[Data excerpts]
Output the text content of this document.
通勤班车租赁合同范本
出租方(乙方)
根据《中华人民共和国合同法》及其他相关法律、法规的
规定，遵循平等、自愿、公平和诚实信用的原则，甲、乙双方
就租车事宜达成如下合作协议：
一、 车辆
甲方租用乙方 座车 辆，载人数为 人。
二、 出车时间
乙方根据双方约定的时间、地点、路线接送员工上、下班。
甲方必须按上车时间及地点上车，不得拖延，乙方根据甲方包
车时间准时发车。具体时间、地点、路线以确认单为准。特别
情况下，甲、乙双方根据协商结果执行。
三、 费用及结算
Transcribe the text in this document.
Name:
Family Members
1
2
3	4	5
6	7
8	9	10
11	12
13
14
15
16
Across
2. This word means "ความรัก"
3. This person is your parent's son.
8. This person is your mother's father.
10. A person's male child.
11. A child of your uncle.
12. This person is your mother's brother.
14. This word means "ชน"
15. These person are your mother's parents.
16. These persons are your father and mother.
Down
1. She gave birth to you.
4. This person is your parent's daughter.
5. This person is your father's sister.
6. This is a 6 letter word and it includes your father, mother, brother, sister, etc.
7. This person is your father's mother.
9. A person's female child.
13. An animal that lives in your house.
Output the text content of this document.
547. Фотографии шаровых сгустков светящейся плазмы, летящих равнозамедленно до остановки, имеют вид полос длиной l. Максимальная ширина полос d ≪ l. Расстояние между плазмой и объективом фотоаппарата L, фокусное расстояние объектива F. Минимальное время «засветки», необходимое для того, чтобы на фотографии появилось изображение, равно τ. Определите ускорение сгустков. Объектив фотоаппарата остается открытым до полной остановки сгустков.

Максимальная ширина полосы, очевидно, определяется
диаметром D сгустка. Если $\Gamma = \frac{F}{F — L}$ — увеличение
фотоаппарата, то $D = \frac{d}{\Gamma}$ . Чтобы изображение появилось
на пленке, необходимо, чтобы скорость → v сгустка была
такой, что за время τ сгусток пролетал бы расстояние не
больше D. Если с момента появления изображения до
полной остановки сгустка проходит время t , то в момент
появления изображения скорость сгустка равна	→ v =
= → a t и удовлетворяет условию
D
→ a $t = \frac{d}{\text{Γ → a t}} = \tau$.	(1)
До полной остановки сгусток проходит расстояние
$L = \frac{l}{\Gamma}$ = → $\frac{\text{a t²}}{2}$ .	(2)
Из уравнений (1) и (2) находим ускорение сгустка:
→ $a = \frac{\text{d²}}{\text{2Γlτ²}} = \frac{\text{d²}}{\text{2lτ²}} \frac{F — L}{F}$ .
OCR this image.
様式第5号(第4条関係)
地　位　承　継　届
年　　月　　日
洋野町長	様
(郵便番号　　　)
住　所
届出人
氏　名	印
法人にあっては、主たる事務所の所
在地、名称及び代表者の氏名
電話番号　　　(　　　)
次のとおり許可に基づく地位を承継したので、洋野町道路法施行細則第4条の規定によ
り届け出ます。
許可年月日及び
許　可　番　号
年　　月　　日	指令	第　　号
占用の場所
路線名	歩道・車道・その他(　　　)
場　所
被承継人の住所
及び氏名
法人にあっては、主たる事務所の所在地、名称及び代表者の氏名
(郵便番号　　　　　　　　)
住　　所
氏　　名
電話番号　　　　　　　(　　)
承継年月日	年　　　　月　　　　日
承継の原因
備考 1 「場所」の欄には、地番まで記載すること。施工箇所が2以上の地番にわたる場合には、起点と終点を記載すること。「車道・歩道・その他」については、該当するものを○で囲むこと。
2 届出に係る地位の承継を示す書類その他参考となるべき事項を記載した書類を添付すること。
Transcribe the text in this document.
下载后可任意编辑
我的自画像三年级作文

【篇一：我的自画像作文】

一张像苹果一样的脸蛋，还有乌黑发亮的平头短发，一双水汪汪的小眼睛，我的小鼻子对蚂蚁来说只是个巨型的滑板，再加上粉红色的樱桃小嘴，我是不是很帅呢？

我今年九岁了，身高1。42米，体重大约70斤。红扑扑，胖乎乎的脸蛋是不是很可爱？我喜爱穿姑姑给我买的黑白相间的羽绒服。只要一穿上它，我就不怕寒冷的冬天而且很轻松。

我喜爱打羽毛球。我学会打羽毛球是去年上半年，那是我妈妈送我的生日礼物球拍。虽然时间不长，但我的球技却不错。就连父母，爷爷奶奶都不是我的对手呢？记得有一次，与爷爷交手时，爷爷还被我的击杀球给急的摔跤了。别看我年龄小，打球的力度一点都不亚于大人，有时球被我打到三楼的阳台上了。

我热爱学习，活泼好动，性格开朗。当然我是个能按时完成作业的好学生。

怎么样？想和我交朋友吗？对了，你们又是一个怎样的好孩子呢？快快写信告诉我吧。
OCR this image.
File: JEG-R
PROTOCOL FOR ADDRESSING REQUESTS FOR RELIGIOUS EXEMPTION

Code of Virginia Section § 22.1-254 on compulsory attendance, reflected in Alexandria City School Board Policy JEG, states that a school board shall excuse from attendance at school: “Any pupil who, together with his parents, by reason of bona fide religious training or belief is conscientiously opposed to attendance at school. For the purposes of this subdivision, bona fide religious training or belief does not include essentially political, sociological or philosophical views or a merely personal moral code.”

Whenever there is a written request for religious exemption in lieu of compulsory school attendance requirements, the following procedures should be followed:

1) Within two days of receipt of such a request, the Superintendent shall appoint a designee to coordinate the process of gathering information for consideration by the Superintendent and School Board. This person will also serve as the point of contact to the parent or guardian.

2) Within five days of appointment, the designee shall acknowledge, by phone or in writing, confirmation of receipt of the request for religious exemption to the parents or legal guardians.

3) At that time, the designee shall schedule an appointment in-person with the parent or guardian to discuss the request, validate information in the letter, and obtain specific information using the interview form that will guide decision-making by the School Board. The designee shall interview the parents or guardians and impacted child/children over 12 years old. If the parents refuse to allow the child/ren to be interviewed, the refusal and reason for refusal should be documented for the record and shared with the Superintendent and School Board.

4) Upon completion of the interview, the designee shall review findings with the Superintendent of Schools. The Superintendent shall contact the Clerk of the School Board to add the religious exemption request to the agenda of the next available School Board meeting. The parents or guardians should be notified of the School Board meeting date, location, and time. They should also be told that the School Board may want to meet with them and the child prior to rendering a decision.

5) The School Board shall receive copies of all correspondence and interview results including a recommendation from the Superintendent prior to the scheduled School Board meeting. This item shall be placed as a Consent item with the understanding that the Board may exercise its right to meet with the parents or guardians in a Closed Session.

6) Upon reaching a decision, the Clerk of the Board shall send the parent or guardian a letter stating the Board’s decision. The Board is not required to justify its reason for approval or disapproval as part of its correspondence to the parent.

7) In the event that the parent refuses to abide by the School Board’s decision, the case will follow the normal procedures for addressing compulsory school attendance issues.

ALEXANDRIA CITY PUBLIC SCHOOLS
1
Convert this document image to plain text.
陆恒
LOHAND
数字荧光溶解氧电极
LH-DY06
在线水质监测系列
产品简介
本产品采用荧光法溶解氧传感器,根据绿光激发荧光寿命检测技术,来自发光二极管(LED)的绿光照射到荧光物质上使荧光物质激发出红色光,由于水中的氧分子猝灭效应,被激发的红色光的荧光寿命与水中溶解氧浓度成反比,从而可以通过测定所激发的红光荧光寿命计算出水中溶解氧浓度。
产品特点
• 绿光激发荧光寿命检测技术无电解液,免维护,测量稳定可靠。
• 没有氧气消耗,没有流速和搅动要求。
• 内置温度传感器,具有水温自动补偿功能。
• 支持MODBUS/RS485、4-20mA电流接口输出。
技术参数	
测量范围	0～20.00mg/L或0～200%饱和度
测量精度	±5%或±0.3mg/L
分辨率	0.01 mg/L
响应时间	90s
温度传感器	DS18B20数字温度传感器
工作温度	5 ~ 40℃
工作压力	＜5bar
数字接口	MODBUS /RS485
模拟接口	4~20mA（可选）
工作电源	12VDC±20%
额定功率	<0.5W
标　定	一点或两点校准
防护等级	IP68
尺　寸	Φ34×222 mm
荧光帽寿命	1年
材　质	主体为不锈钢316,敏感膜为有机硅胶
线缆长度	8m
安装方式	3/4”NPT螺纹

» **Stated exercise**: Filter the entries and copy out every line with the word "сгустка".

» **Exercise result**:
диаметром D сгустка. Если $\Gamma = \frac{F}{F — L}$ — увеличение
на пленке, необходимо, чтобы скорость → v сгустка была
полной остановки сгустка проходит время t , то в момент
появления изображения скорость сгустка равна	→ v =
Из уравнений (1) и (2) находим ускорение сгустка:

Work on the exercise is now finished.